WHAT YOU ARE ASKED TO DO: Copy the data precisely, keeping every character.

Rows from a figure dataset:
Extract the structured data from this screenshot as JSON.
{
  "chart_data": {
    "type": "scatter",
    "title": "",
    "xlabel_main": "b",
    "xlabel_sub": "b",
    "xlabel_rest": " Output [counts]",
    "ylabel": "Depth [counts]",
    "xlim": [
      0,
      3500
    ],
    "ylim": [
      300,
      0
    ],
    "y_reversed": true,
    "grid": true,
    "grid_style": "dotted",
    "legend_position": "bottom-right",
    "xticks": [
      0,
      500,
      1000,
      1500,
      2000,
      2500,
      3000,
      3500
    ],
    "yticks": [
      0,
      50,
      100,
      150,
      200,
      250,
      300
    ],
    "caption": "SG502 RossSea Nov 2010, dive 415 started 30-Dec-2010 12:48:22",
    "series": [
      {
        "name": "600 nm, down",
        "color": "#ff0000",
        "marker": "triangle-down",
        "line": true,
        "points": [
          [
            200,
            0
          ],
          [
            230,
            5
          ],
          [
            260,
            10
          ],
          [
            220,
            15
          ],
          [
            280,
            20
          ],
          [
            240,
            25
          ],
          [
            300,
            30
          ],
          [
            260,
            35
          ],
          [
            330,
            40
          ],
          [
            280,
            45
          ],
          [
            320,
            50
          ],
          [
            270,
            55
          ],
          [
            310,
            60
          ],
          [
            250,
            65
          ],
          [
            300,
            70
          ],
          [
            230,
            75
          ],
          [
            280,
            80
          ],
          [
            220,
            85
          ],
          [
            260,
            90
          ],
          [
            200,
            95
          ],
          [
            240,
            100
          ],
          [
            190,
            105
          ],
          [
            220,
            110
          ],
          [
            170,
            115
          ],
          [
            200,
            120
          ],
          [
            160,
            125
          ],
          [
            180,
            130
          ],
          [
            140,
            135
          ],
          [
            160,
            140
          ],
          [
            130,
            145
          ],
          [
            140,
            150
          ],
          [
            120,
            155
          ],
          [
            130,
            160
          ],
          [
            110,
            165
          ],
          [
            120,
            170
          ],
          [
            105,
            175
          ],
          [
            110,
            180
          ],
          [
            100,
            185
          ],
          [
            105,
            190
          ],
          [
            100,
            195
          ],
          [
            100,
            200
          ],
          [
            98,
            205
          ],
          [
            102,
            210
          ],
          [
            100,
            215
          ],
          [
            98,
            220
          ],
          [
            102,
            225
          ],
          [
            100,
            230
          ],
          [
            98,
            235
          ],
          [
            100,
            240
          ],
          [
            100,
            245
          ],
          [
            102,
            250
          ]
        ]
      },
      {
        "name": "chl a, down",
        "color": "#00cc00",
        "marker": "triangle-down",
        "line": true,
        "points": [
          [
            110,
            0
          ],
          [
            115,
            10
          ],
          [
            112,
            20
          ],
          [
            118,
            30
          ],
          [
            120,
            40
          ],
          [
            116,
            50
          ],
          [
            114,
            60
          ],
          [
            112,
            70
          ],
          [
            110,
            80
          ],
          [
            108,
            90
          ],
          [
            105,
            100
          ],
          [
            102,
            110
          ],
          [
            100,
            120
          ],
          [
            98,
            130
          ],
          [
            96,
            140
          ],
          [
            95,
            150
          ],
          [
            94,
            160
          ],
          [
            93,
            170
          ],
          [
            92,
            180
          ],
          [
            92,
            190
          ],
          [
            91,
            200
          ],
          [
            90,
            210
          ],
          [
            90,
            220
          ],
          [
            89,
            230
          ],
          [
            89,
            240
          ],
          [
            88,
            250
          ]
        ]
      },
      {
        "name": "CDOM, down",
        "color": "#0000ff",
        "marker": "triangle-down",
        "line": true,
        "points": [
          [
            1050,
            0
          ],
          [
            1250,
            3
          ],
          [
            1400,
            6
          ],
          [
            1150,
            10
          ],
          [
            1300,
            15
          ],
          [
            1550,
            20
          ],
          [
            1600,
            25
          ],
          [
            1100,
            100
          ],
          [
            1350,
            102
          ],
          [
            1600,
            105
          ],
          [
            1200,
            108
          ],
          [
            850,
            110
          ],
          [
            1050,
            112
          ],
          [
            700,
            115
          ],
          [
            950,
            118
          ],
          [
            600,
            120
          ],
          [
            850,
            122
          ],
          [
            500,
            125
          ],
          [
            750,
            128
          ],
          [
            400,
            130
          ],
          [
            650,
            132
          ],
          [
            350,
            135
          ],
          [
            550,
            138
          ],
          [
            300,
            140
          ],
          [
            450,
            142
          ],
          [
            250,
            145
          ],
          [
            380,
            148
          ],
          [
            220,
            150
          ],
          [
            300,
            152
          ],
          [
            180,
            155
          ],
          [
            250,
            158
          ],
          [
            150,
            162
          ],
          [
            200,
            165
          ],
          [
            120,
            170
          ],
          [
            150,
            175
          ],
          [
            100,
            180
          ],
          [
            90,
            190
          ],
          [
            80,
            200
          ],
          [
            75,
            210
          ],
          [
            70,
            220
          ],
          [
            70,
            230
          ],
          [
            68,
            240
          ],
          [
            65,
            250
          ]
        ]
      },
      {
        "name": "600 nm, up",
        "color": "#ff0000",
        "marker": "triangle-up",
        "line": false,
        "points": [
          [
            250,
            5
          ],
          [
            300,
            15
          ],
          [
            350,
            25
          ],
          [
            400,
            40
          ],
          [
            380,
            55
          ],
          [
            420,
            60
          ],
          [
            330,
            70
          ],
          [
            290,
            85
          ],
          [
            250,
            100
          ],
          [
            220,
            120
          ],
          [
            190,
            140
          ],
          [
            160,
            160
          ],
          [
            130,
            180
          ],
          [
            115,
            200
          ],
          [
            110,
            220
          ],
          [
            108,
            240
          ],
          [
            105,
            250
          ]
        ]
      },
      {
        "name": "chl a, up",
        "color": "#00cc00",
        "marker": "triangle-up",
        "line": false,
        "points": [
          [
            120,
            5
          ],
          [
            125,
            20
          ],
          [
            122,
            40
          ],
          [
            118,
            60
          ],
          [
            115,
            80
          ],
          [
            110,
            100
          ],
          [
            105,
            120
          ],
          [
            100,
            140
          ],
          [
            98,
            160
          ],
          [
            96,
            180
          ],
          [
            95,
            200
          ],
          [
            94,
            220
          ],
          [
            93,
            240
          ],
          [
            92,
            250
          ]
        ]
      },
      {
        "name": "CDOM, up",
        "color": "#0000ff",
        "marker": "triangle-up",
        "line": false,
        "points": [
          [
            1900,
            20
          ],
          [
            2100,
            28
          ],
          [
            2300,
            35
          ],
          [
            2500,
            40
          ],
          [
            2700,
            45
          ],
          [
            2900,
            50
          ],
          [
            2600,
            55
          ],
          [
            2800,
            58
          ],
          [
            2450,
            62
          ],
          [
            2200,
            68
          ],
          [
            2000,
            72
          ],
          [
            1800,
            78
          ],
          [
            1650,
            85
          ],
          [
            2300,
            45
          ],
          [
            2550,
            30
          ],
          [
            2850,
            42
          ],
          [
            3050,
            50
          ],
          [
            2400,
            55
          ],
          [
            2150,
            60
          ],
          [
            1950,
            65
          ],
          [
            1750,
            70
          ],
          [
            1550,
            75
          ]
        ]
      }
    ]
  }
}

RESULT FOR THIS TASK:
Extract the structured data from this screenshot as JSON.
{
  "chart_data": {
    "type": "scatter",
    "title": "",
    "xlabel_main": "b",
    "xlabel_sub": "b",
    "xlabel_rest": " Output [counts]",
    "ylabel": "Depth [counts]",
    "xlim": [
      0,
      3500
    ],
    "ylim": [
      300,
      0
    ],
    "y_reversed": true,
    "grid": true,
    "grid_style": "dotted",
    "legend_position": "bottom-right",
    "xticks": [
      0,
      500,
      1000,
      1500,
      2000,
      2500,
      3000,
      3500
    ],
    "yticks": [
      0,
      50,
      100,
      150,
      200,
      250,
      300
    ],
    "caption": "SG502 RossSea Nov 2010, dive 415 started 30-Dec-2010 12:48:22",
    "series": [
      {
        "name": "600 nm, down",
        "color": "#ff0000",
        "marker": "triangle-down",
        "line": true,
        "points": [
          [
            200,
            0
          ],
          [
            230,
            5
          ],
          [
            260,
            10
          ],
          [
            220,
            15
          ],
          [
            280,
            20
          ],
          [
            240,
            25
          ],
          [
            300,
            30
          ],
          [
            260,
            35
          ],
          [
            330,
            40
          ],
          [
            280,
            45
          ],
          [
            320,
            50
          ],
          [
            270,
            55
          ],
          [
            310,
            60
          ],
          [
            250,
            65
          ],
          [
            300,
            70
          ],
          [
            230,
            75
          ],
          [
            280,
            80
          ],
          [
            220,
            85
          ],
          [
            260,
            90
          ],
          [
            200,
            95
          ],
          [
            240,
            100
          ],
          [
            190,
            105
          ],
          [
            220,
            110
          ],
          [
            170,
            115
          ],
          [
            200,
            120
          ],
          [
            160,
            125
          ],
          [
            180,
            130
          ],
          [
            140,
            135
          ],
          [
            160,
            140
          ],
          [
            130,
            145
          ],
          [
            140,
            150
          ],
          [
            120,
            155
          ],
          [
            130,
            160
          ],
          [
            110,
            165
          ],
          [
            120,
            170
          ],
          [
            105,
            175
          ],
          [
            110,
            180
          ],
          [
            100,
            185
          ],
          [
            105,
            190
          ],
          [
            100,
            195
          ],
          [
            100,
            200
          ],
          [
            98,
            205
          ],
          [
            102,
            210
          ],
          [
            100,
            215
          ],
          [
            98,
            220
          ],
          [
            102,
            225
          ],
          [
            100,
            230
          ],
          [
            98,
            235
          ],
          [
            100,
            240
          ],
          [
            100,
            245
          ],
          [
            102,
            250
          ]
        ]
      },
      {
        "name": "chl a, down",
        "color": "#00cc00",
        "marker": "triangle-down",
        "line": true,
        "points": [
          [
            110,
            0
          ],
          [
            115,
            10
          ],
          [
            112,
            20
          ],
          [
            118,
            30
          ],
          [
            120,
            40
          ],
          [
            116,
            50
          ],
          [
            114,
            60
          ],
          [
            112,
            70
          ],
          [
            110,
            80
          ],
          [
            108,
            90
          ],
          [
            105,
            100
          ],
          [
            102,
            110
          ],
          [
            100,
            120
          ],
          [
            98,
            130
          ],
          [
            96,
            140
          ],
          [
            95,
            150
          ],
          [
            94,
            160
          ],
          [
            93,
            170
          ],
          [
            92,
            180
          ],
          [
            92,
            190
          ],
          [
            91,
            200
          ],
          [
            90,
            210
          ],
          [
            90,
            220
          ],
          [
            89,
            230
          ],
          [
            89,
            240
          ],
          [
            88,
            250
          ]
        ]
      },
      {
        "name": "CDOM, down",
        "color": "#0000ff",
        "marker": "triangle-down",
        "line": true,
        "points": [
          [
            1050,
            0
          ],
          [
            1250,
            3
          ],
          [
            1400,
            6
          ],
          [
            1150,
            10
          ],
          [
            1300,
            15
          ],
          [
            1550,
            20
          ],
          [
            1600,
            25
          ],
          [
            1100,
            100
          ],
          [
            1350,
            102
          ],
          [
            1600,
            105
          ],
          [
            1200,
            108
          ],
          [
            850,
            110
          ],
          [
            1050,
            112
          ],
          [
            700,
            115
          ],
          [
            950,
            118
          ],
          [
            600,
            120
          ],
          [
            850,
            122
          ],
          [
            500,
            125
          ],
          [
            750,
            128
          ],
          [
            400,
            130
          ],
          [
            650,
            132
          ],
          [
            350,
            135
          ],
          [
            550,
            138
          ],
          [
            300,
            140
          ],
          [
            450,
            142
          ],
          [
            250,
            145
          ],
          [
            380,
            148
          ],
          [
            220,
            150
          ],
          [
            300,
            152
          ],
          [
            180,
            155
          ],
          [
            250,
            158
          ],
          [
            150,
            162
          ],
          [
            200,
            165
          ],
          [
            120,
            170
          ],
          [
            150,
            175
          ],
          [
            100,
            180
          ],
          [
            90,
            190
          ],
          [
            80,
            200
          ],
          [
            75,
            210
          ],
          [
            70,
            220
          ],
          [
            70,
            230
          ],
          [
            68,
            240
          ],
          [
            65,
            250
          ]
        ]
      },
      {
        "name": "600 nm, up",
        "color": "#ff0000",
        "marker": "triangle-up",
        "line": false,
        "points": [
          [
            250,
            5
          ],
          [
            300,
            15
          ],
          [
            350,
            25
          ],
          [
            400,
            40
          ],
          [
            380,
            55
          ],
          [
            420,
            60
          ],
          [
            330,
            70
          ],
          [
            290,
            85
          ],
          [
            250,
            100
          ],
          [
            220,
            120
          ],
          [
            190,
            140
          ],
          [
            160,
            160
          ],
          [
            130,
            180
          ],
          [
            115,
            200
          ],
          [
            110,
            220
          ],
          [
            108,
            240
          ],
          [
            105,
            250
          ]
        ]
      },
      {
        "name": "chl a, up",
        "color": "#00cc00",
        "marker": "triangle-up",
        "line": false,
        "points": [
          [
            120,
            5
          ],
          [
            125,
            20
          ],
          [
            122,
            40
          ],
          [
            118,
            60
          ],
          [
            115,
            80
          ],
          [
            110,
            100
          ],
          [
            105,
            120
          ],
          [
            100,
            140
          ],
          [
            98,
            160
          ],
          [
            96,
            180
          ],
          [
            95,
            200
          ],
          [
            94,
            220
          ],
          [
            93,
            240
          ],
          [
            92,
            250
          ]
        ]
      },
      {
        "name": "CDOM, up",
        "color": "#0000ff",
        "marker": "triangle-up",
        "line": false,
        "points": [
          [
            1900,
            20
          ],
          [
            2100,
            28
          ],
          [
            2300,
            35
          ],
          [
            2500,
            40
          ],
          [
            2700,
            45
          ],
          [
            2900,
            50
          ],
          [
            2600,
            55
          ],
          [
            2800,
            58
          ],
          [
            2450,
            62
          ],
          [
            2200,
            68
          ],
          [
            2000,
            72
          ],
          [
            1800,
            78
          ],
          [
            1650,
            85
          ],
          [
            2300,
            45
          ],
          [
            2550,
            30
          ],
          [
            2850,
            42
          ],
          [
            3050,
            50
          ],
          [
            2400,
            55
          ],
          [
            2150,
            60
          ],
          [
            1950,
            65
          ],
          [
            1750,
            70
          ],
          [
            1550,
            75
          ]
        ]
      }
    ]
  }
}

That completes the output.